▶ **What you need to do**
**a)** From the excerpt on falls in assisted living, list everything staff members make sure residents do.
**b)** Continue the text about falls among older adults from the point where it ends.
** Opening Extract provided block **
Assisted living facilities can be very useful in many ways. Staff members make sure that residents take their medication, eat regular meals, are bathed and dressed each day and enjoy some level of companionship. But most residents have their own room or studio apartment, and they sleep alone at night. For those who are ambulatory, falls are always a risk, but especially so in the dark.

For those who fall in an assisted living facility, there is one advantage: Someone will find them promptly and call for help. (Incidentally, this is the same level of benefit conferred by Life Alert and similar medical alert products.) Prompt attention is good, but the damage may already be done. All it takes is one fall to potentially ruin someone’s quality of life, often permanently.

I saw this first-hand when my wife’s aunt was in such a facility. In a recurring cycle, she would fall and end up in the hospital. She would stay there for several days, often on powerful pain medication. While in the hospital, she became deconditioned and weak, which made her even more prone to falling just as she returned to the facility. (A rough rule of thumb is that a geriatric patient loses 1 percent of muscle mass for each day spent in bed.) Every repetition of this cycle noticeably worsened her overall condition.

Falls have always been a threat to older adults, but as our population ages and longevity increases, the issue has come into sharper relief. The New York Times recently ran a pair of articles that describe the profound effect falls can have for people older than 65, and some of the measures nursing homes and assisted living facilities take to try and keep their residents safe. While it is clear that many facilities are willing to put a lot of effort into preventing falls, predicting them can be difficult on a case-by-case basis.

The Times reported that 24,000 people over 65 died after a fall in 2012, the most recent year for which data was available. More than 2.4 million people over 65 received emergency treatment for fall-related injuries that same year. Nonfatal falls can often result in permanently reduced mobility, with the resulting loss of independence and, in many cases, increased anxiety about falling again.
** Closing Extract provided block **
** Opening Raw data block **
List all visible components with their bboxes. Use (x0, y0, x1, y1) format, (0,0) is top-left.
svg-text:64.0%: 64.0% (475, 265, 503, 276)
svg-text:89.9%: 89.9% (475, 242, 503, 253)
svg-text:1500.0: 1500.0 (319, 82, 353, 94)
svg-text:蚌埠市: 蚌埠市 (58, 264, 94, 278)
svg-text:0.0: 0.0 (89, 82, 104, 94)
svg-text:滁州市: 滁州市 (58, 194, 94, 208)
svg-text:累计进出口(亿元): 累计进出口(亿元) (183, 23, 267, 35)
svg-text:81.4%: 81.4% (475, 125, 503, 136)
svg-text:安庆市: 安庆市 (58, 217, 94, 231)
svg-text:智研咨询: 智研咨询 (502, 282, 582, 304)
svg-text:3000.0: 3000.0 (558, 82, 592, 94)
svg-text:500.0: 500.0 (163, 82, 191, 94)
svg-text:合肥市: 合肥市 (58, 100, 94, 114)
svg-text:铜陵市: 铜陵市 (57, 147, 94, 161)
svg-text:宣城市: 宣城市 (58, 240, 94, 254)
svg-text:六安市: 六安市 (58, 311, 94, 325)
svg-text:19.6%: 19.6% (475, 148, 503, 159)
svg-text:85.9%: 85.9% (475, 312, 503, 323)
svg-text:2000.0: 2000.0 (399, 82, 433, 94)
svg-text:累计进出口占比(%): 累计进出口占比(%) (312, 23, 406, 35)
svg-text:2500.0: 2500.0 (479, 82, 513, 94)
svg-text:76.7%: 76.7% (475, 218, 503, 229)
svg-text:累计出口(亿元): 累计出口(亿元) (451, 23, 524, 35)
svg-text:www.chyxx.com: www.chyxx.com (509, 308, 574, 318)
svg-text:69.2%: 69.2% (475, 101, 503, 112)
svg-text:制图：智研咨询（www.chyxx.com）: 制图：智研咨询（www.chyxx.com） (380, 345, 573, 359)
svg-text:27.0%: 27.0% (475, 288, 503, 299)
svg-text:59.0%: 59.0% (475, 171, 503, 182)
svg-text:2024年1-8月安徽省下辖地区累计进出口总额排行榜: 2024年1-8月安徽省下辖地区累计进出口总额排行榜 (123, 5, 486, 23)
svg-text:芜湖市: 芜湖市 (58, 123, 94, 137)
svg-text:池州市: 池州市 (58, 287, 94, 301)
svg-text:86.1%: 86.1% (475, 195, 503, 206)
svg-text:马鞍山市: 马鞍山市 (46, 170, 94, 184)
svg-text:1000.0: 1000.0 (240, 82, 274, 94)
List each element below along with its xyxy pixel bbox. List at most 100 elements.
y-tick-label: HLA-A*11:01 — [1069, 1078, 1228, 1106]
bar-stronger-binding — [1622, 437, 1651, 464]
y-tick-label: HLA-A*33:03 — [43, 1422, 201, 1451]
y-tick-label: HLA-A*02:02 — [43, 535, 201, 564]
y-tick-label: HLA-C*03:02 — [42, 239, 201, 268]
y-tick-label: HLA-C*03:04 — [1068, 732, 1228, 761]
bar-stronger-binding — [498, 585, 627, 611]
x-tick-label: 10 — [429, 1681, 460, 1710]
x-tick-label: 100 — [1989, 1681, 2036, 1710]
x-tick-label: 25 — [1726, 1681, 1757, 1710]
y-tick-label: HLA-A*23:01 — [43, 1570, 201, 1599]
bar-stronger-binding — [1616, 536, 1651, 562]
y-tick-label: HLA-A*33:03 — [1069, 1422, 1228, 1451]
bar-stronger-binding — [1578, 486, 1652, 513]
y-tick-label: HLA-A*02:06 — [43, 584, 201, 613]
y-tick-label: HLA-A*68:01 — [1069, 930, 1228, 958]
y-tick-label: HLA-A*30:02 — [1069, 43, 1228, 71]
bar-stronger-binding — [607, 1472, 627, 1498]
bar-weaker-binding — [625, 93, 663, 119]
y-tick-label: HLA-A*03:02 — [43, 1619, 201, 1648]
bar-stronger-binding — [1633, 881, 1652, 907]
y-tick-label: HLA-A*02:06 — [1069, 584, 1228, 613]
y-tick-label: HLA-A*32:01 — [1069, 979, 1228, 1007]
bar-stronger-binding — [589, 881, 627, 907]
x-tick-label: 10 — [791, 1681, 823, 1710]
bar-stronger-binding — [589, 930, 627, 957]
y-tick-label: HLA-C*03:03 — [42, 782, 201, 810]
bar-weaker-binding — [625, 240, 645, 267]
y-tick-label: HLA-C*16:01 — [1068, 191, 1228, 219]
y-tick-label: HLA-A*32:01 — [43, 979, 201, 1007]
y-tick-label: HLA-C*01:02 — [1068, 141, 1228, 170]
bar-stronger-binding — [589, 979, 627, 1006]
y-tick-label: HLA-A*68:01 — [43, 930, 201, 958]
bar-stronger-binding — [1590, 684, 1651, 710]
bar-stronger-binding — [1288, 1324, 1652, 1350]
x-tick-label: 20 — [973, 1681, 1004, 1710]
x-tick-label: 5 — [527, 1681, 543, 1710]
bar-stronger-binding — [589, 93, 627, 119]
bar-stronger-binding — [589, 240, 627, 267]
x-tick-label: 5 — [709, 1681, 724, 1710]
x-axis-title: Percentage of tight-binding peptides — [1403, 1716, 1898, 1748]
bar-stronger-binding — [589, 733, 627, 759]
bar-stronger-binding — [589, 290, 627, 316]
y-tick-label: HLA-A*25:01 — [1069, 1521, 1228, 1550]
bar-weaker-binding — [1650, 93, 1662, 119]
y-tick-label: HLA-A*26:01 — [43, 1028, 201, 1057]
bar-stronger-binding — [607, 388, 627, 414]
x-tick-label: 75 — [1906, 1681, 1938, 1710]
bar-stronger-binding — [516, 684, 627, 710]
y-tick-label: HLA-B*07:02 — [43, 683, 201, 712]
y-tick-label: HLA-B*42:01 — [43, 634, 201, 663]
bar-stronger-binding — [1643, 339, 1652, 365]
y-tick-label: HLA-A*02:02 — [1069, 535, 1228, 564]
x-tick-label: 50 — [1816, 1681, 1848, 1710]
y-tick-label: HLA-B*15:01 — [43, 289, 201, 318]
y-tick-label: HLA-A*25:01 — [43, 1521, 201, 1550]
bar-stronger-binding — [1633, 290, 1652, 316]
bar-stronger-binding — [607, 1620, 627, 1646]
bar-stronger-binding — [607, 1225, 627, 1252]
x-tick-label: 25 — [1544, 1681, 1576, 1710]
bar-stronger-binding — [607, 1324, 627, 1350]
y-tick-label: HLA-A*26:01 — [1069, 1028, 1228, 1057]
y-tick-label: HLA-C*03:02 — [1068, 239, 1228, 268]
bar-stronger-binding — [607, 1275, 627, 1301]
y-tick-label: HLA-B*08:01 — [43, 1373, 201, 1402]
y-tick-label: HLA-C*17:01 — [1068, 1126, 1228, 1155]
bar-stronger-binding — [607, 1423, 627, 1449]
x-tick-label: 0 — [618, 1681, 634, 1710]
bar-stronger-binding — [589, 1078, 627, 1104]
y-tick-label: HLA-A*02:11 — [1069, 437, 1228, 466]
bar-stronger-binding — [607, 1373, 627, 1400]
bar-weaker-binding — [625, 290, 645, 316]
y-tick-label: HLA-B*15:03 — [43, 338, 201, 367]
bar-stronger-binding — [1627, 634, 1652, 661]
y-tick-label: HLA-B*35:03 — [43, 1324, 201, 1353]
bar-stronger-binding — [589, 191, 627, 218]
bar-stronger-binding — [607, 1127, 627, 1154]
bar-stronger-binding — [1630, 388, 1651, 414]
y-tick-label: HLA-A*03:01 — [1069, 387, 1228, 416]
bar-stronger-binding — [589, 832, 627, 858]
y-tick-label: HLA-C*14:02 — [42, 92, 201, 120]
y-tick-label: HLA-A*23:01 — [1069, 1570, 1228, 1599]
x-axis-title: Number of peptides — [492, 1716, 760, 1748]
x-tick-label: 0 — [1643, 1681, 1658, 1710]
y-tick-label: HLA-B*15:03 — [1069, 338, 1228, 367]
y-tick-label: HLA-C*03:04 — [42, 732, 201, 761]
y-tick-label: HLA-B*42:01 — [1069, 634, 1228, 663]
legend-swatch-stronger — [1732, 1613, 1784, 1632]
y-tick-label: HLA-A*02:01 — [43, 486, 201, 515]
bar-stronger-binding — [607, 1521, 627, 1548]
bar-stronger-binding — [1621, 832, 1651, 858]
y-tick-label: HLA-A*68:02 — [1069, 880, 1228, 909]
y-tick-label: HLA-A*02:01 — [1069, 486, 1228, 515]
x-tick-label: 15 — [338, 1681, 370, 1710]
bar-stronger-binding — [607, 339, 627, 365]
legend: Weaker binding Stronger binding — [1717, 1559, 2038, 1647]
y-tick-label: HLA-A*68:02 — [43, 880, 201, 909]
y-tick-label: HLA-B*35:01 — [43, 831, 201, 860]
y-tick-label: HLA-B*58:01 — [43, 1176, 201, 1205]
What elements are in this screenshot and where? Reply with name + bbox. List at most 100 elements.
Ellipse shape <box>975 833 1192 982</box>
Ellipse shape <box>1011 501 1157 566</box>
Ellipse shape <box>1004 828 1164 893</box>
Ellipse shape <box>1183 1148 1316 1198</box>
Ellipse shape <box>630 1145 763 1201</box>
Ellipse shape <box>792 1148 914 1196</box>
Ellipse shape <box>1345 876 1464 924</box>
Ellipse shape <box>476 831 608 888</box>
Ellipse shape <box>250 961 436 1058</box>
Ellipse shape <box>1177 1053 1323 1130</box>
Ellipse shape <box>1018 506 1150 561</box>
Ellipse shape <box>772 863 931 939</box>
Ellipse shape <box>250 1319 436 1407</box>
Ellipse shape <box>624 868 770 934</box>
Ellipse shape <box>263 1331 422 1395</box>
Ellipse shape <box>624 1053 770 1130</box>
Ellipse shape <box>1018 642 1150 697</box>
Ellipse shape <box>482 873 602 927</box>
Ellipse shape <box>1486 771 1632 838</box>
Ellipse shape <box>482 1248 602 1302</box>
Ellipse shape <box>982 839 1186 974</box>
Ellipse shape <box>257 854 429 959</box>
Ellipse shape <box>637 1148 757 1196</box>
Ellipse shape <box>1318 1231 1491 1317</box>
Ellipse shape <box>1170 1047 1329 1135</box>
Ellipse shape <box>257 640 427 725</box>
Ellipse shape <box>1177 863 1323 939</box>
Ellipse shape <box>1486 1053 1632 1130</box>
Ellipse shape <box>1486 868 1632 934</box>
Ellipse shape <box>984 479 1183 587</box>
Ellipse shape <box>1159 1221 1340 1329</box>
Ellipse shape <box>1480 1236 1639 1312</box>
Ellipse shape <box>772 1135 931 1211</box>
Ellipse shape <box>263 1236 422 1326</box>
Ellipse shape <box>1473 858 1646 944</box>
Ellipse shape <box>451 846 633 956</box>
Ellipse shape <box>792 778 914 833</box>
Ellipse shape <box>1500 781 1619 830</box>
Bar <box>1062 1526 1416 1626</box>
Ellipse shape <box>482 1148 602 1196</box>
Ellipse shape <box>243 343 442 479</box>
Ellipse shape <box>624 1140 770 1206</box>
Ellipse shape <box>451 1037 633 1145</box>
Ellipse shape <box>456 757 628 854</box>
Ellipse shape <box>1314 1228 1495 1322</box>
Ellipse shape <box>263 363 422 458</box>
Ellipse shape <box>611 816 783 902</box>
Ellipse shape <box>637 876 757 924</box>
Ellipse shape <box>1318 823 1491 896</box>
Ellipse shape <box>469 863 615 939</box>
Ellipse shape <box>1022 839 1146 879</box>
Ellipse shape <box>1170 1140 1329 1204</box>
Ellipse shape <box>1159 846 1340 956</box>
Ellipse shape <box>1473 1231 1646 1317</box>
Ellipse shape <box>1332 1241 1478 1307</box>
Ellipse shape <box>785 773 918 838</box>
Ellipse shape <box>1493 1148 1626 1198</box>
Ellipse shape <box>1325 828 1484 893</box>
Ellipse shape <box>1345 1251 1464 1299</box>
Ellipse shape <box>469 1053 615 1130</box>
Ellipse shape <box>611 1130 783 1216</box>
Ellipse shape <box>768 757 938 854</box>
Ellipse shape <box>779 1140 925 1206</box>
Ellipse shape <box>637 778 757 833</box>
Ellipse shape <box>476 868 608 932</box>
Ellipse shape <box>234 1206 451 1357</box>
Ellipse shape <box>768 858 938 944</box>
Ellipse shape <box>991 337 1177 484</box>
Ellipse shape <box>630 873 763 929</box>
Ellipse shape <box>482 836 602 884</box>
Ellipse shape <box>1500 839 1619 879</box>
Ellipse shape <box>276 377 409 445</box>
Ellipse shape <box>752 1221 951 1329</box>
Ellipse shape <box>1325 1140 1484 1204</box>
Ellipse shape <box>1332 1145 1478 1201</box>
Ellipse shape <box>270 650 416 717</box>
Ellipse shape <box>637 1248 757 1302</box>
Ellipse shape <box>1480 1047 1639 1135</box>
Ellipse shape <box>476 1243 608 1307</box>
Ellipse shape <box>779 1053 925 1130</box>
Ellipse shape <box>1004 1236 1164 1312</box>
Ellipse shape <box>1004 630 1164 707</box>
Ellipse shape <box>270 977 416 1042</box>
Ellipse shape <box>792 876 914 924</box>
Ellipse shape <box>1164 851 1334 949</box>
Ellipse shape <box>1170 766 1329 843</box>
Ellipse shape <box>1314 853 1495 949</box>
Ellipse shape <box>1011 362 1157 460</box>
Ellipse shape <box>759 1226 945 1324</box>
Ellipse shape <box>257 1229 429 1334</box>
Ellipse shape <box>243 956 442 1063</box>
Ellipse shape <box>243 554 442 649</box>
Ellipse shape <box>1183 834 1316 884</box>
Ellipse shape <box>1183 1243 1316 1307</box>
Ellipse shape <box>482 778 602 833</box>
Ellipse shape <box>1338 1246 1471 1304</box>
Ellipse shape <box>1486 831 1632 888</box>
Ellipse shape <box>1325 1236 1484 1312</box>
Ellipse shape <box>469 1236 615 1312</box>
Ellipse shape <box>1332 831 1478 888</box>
** Closing Raw data block **
▶ **List of answers**
**a)**
- take their medication
- eat regular meals
- are bathed and dressed each day
- enjoy some level of companionship

**b)**
The only reasonably foolproof solution is round-the-clock attention, which is beyond the standard level of assisted living care. This measure was nonetheless common in my wife’s aunt’s facility, where the patients and their families usually had a bit of money to spend on personal aides. Some assisted living facilities sometimes provide such supervision in cases where a resident is deemed to be at high risk; in others, the patient’s loved ones must arrange it themselves. But unless someone is there to make sure the resident never walks anywhere alone, falls can and probably will happen. We hired aides to stay with my wife’s aunt around the clock, and they were with her for the last six years of her life - the last five of which were spent at home, after she decided to leave assisted living.

As my wife’s aunt discovered, if we employ personal to aides to prevent falls, some of the rationales for institutional assisted living effectively vanish. Good aides make sure their charges take their medication, eat regular meals, are bathed and dressed, and have companionship. They do all these things, too, without the facility’s built-in overhead costs. Greater access to home health aides would mean fewer people would need the care assisted living facilities provide, especially those who do not suffer from dementia.

But there is a labor shortage in this area. Few Americans willingly take on this difficult but necessary work. One aspect of the immigration debate that is seldom discussed is that we need foreign labor in order to create an ample supply of young, able and willing people here to care for our growing elderly population.

Immigration reform alone is not a complete answer, of course. The complicated bureaucracy attendant on hiring home health aides also needs to be addressed. We should make it simpler and cheaper for families to hire the help they need.

Home health workers are not a one-size-fits-all solution. There will always be good assisted living facilities, and people who want to live in them. But in an institution or at home, one of the biggest challenges of caring for aging parents is keeping them safe from falls. If immigration reform helps get us there, it is one more point in its favor.